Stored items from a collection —
──────────
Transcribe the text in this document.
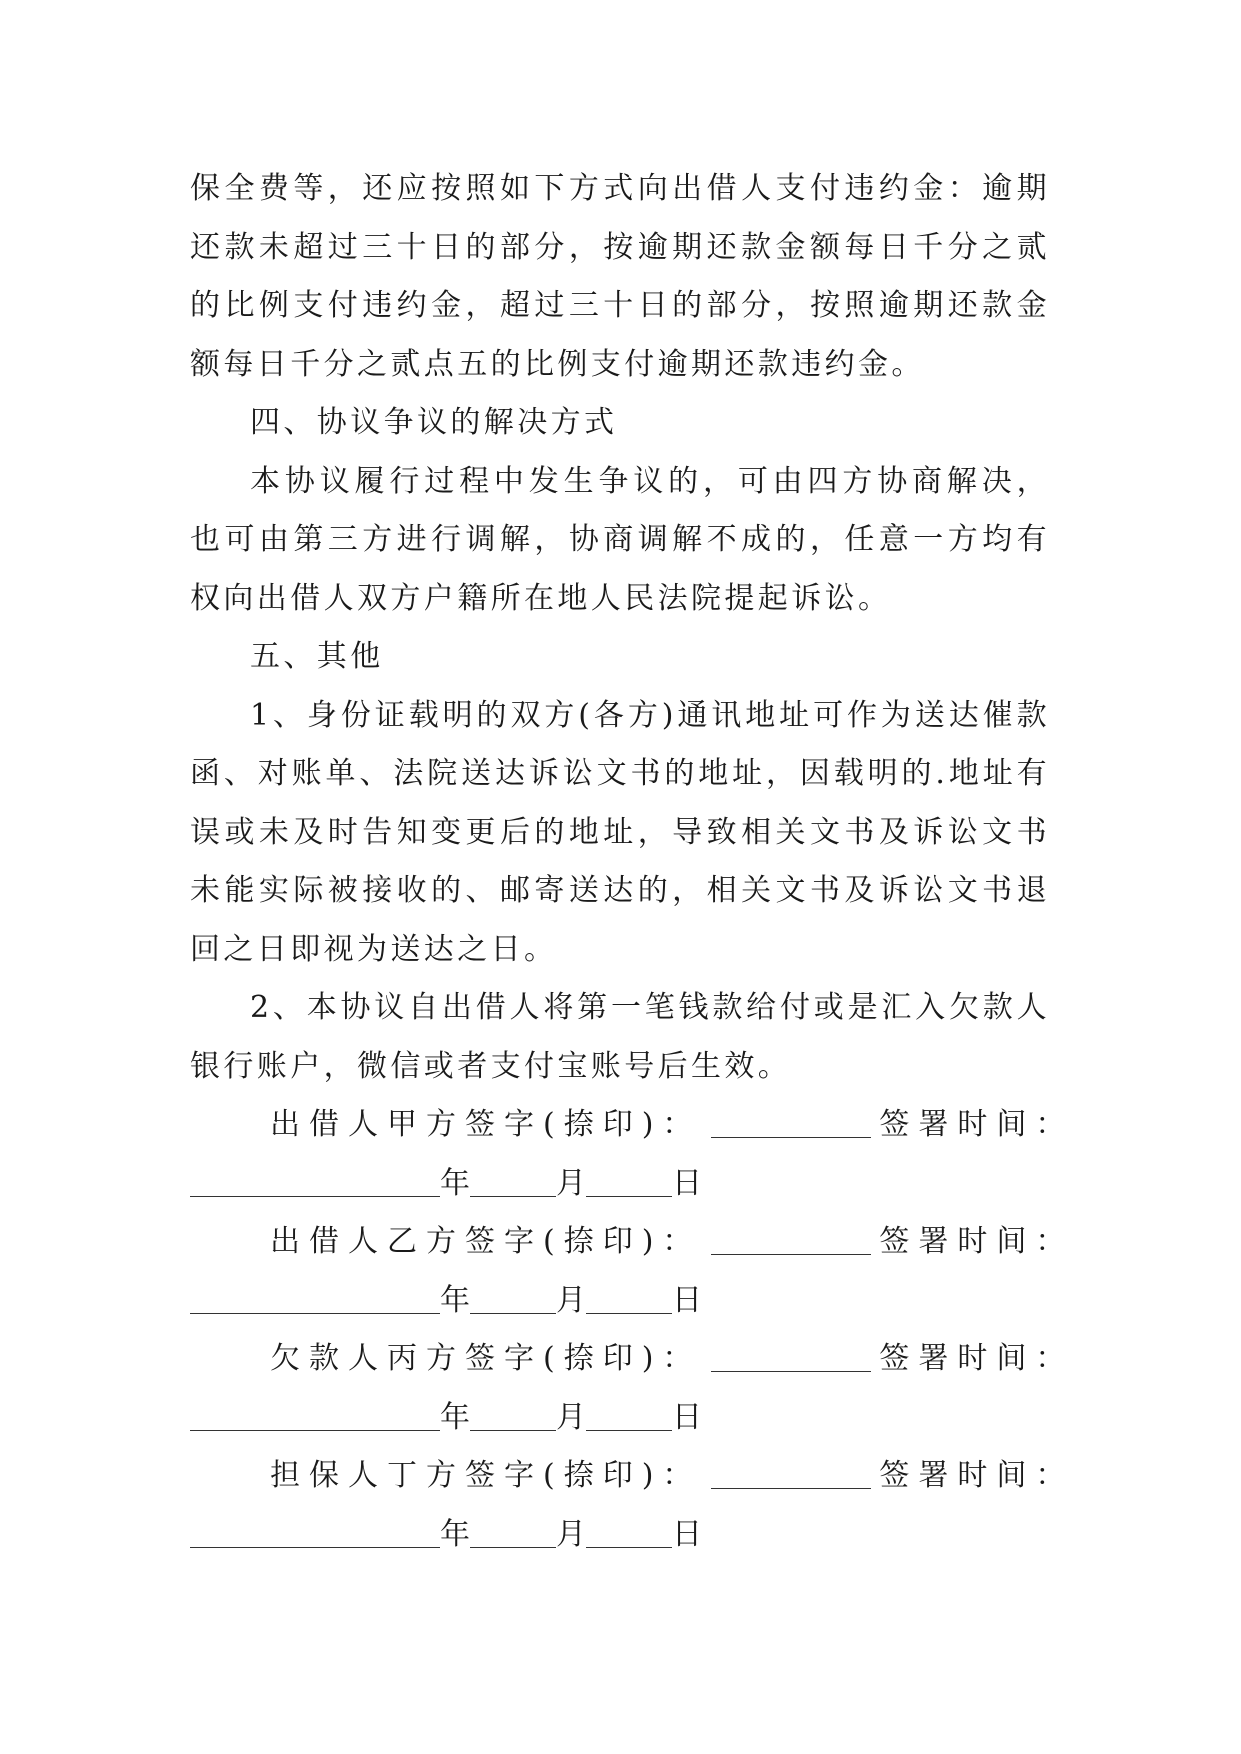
保全费等，还应按照如下方式向出借人支付违约金：逾期还款未超过三十日的部分，按逾期还款金额每日千分之贰的比例支付违约金，超过三十日的部分，按照逾期还款金额每日千分之贰点五的比例支付逾期还款违约金。

四、协议争议的解决方式

本协议履行过程中发生争议的，可由四方协商解决，也可由第三方进行调解，协商调解不成的，任意一方均有权向出借人双方户籍所在地人民法院提起诉讼。

五、其他

1、身份证载明的双方(各方)通讯地址可作为送达催款函、对账单、法院送达诉讼文书的地址，因载明的.地址有误或未及时告知变更后的地址，导致相关文书及诉讼文书未能实际被接收的、邮寄送达的，相关文书及诉讼文书退回之日即视为送达之日。

2、本协议自出借人将第一笔钱款给付或是汇入欠款人银行账户，微信或者支付宝账号后生效。

出借人甲方签字(捺印)：	签署时间：
年	月	日
出借人乙方签字(捺印)：	签署时间：
年	月	日
欠款人丙方签字(捺印)：	签署时间：
年	月	日
担保人丁方签字(捺印)：	签署时间：
年	月	日
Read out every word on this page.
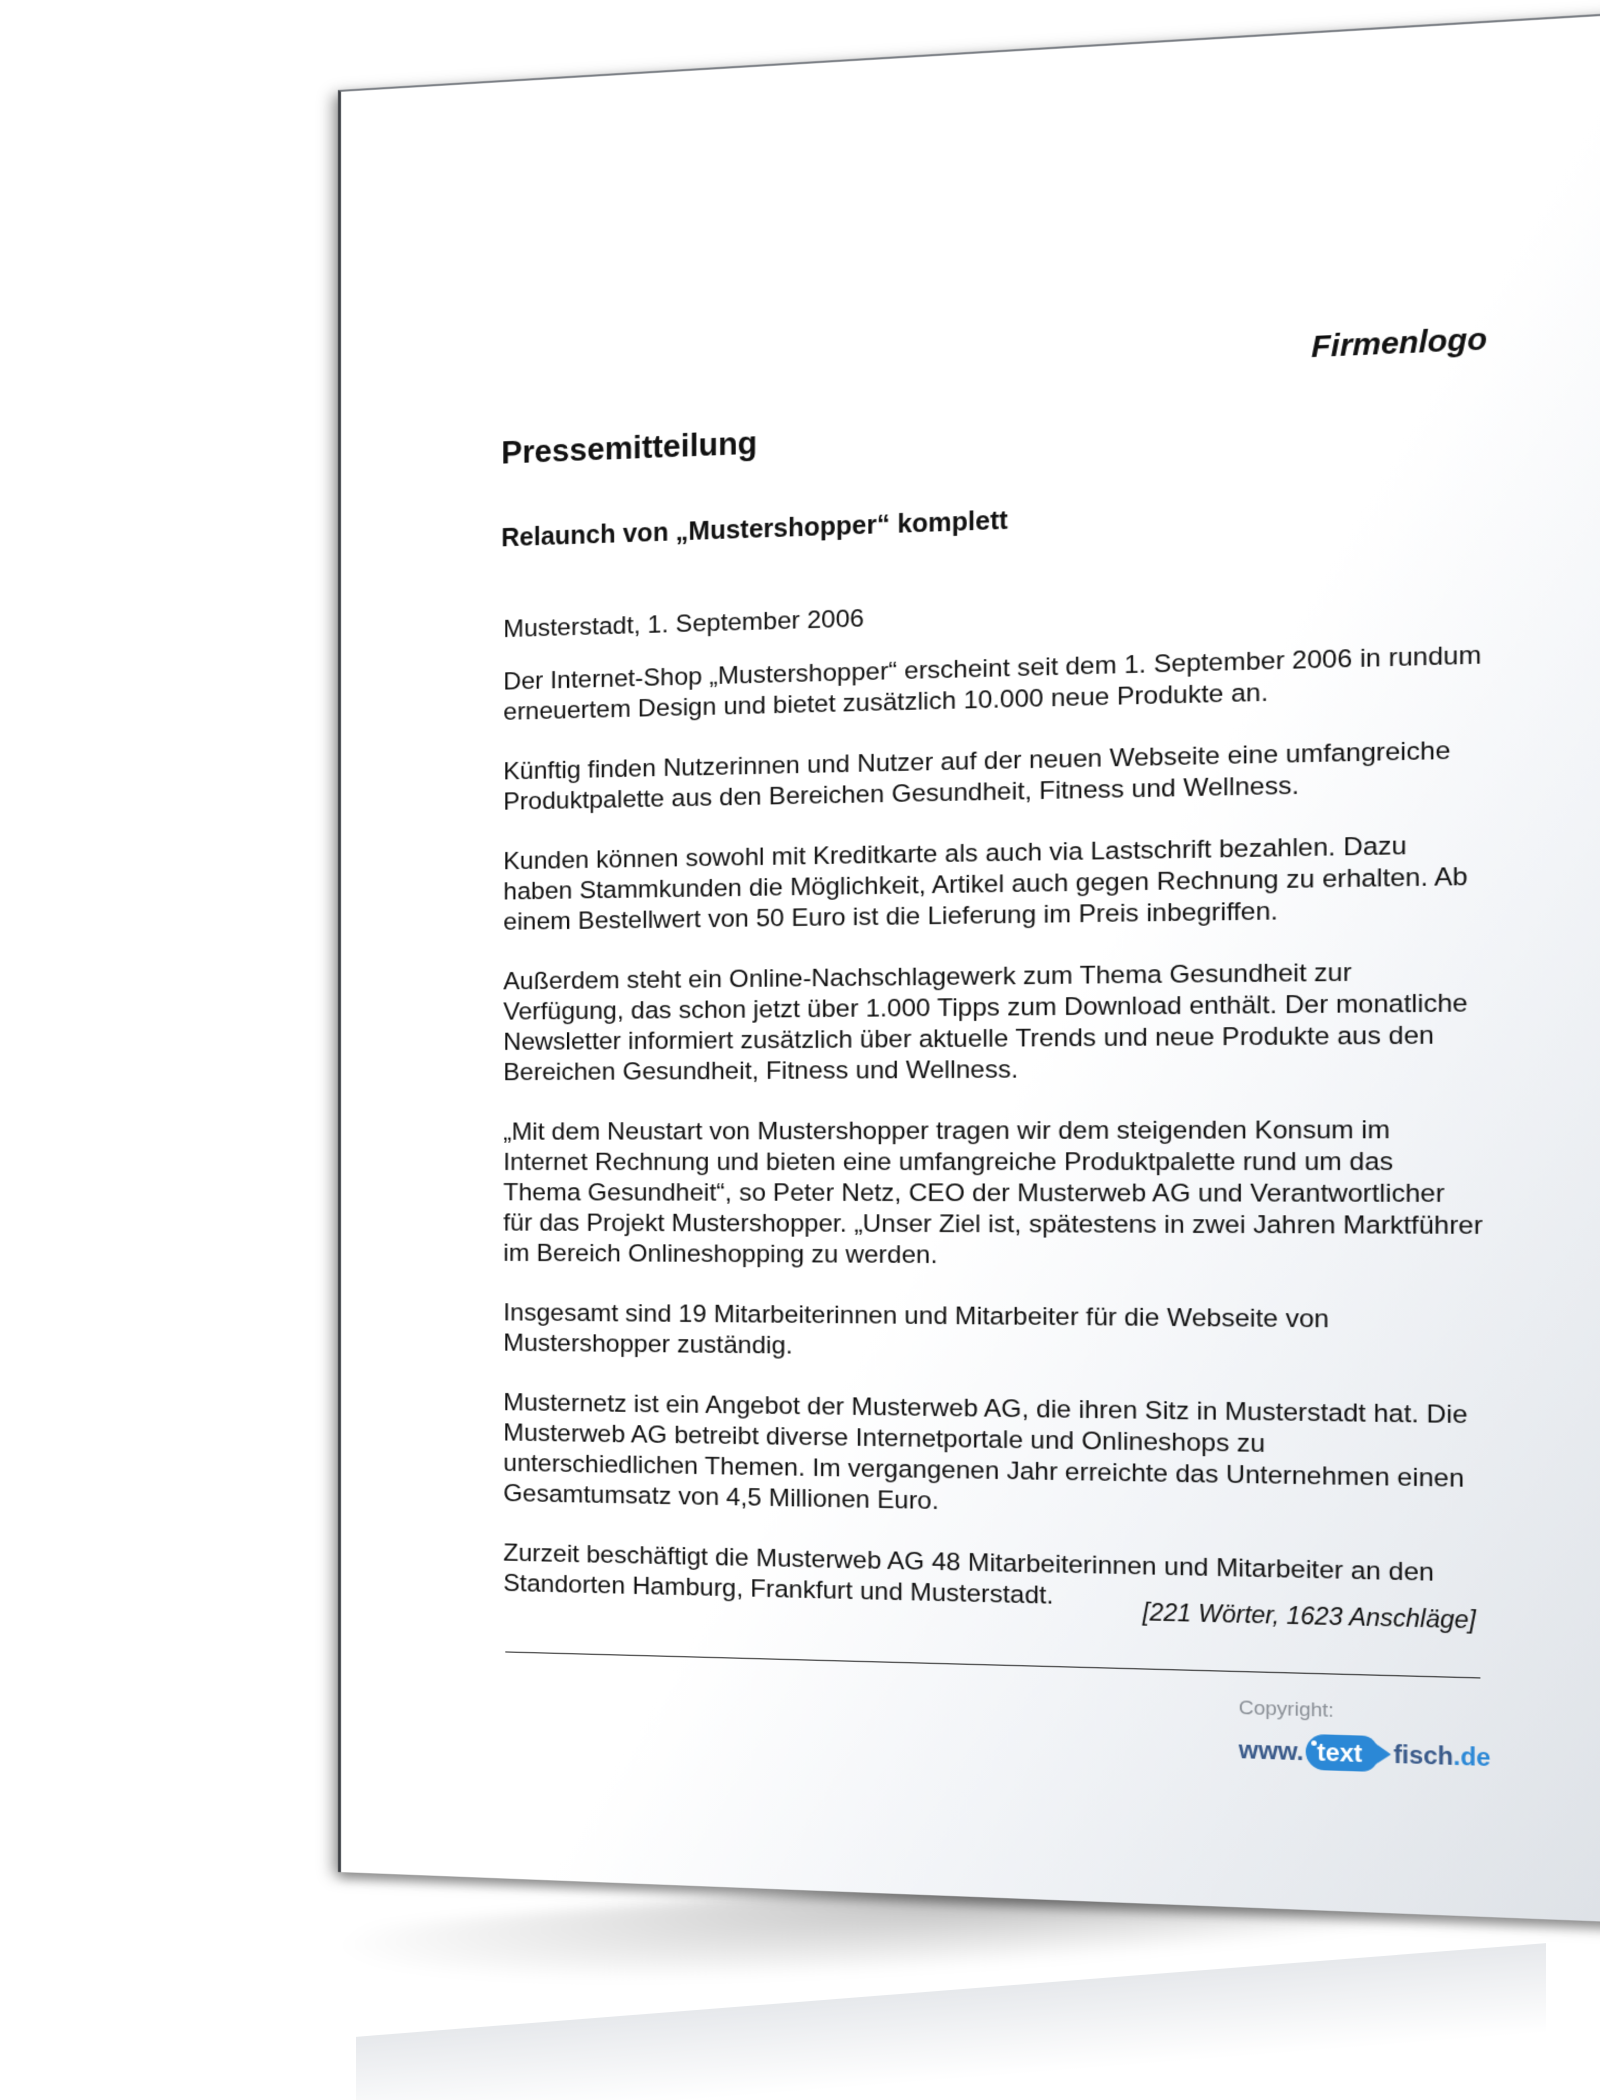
Firmenlogo
Pressemitteilung
Relaunch von „Mustershopper“ komplett

Musterstadt, 1. September 2006

Der Internet-Shop „Mustershopper“ erscheint seit dem 1. September 2006 in rundum erneuertem Design und bietet zusätzlich 10.000 neue Produkte an.

Künftig finden Nutzerinnen und Nutzer auf der neuen Webseite eine umfangreiche Produktpalette aus den Bereichen Gesundheit, Fitness und Wellness.

Kunden können sowohl mit Kreditkarte als auch via Lastschrift bezahlen. Dazu haben Stammkunden die Möglichkeit, Artikel auch gegen Rechnung zu erhalten. Ab einem Bestellwert von 50 Euro ist die Lieferung im Preis inbegriffen.

Außerdem steht ein Online-Nachschlagewerk zum Thema Gesundheit zur Verfügung, das schon jetzt über 1.000 Tipps zum Download enthält. Der monatliche Newsletter informiert zusätzlich über aktuelle Trends und neue Produkte aus den Bereichen Gesundheit, Fitness und Wellness.

„Mit dem Neustart von Mustershopper tragen wir dem steigenden Konsum im Internet Rechnung und bieten eine umfangreiche Produktpalette rund um das Thema Gesundheit“, so Peter Netz, CEO der Musterweb AG und Verantwortlicher für das Projekt Mustershopper. „Unser Ziel ist, spätestens in zwei Jahren Marktführer im Bereich Onlineshopping zu werden.

Insgesamt sind 19 Mitarbeiterinnen und Mitarbeiter für die Webseite von Mustershopper zuständig.

Musternetz ist ein Angebot der Musterweb AG, die ihren Sitz in Musterstadt hat. Die Musterweb AG betreibt diverse Internetportale und Onlineshops zu unterschiedlichen Themen. Im vergangenen Jahr erreichte das Unternehmen einen Gesamtumsatz von 4,5 Millionen Euro.

Zurzeit beschäftigt die Musterweb AG 48 Mitarbeiterinnen und Mitarbeiter an den Standorten Hamburg, Frankfurt und Musterstadt.

[221 Wörter, 1623 Anschläge]
Copyright:
www. text	fisch .de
──────────
WRITTEN EXERCISE — Using the listing above, show every line that includes the string "Thema".

TASK RESULT —
Außerdem steht ein Online-Nachschlagewerk zum Thema Gesundheit zur Verfügung, das schon jetzt über 1.000 Tipps zum Download enthält. Der monatliche Newsletter informiert zusätzlich über aktuelle Trends und neue Produkte aus den Bereichen Gesundheit, Fitness und Wellness.
„Mit dem Neustart von Mustershopper tragen wir dem steigenden Konsum im Internet Rechnung und bieten eine umfangreiche Produktpalette rund um das Thema Gesundheit“, so Peter Netz, CEO der Musterweb AG und Verantwortlicher für das Projekt Mustershopper. „Unser Ziel ist, spätestens in zwei Jahren Marktführer im Bereich Onlineshopping zu werden.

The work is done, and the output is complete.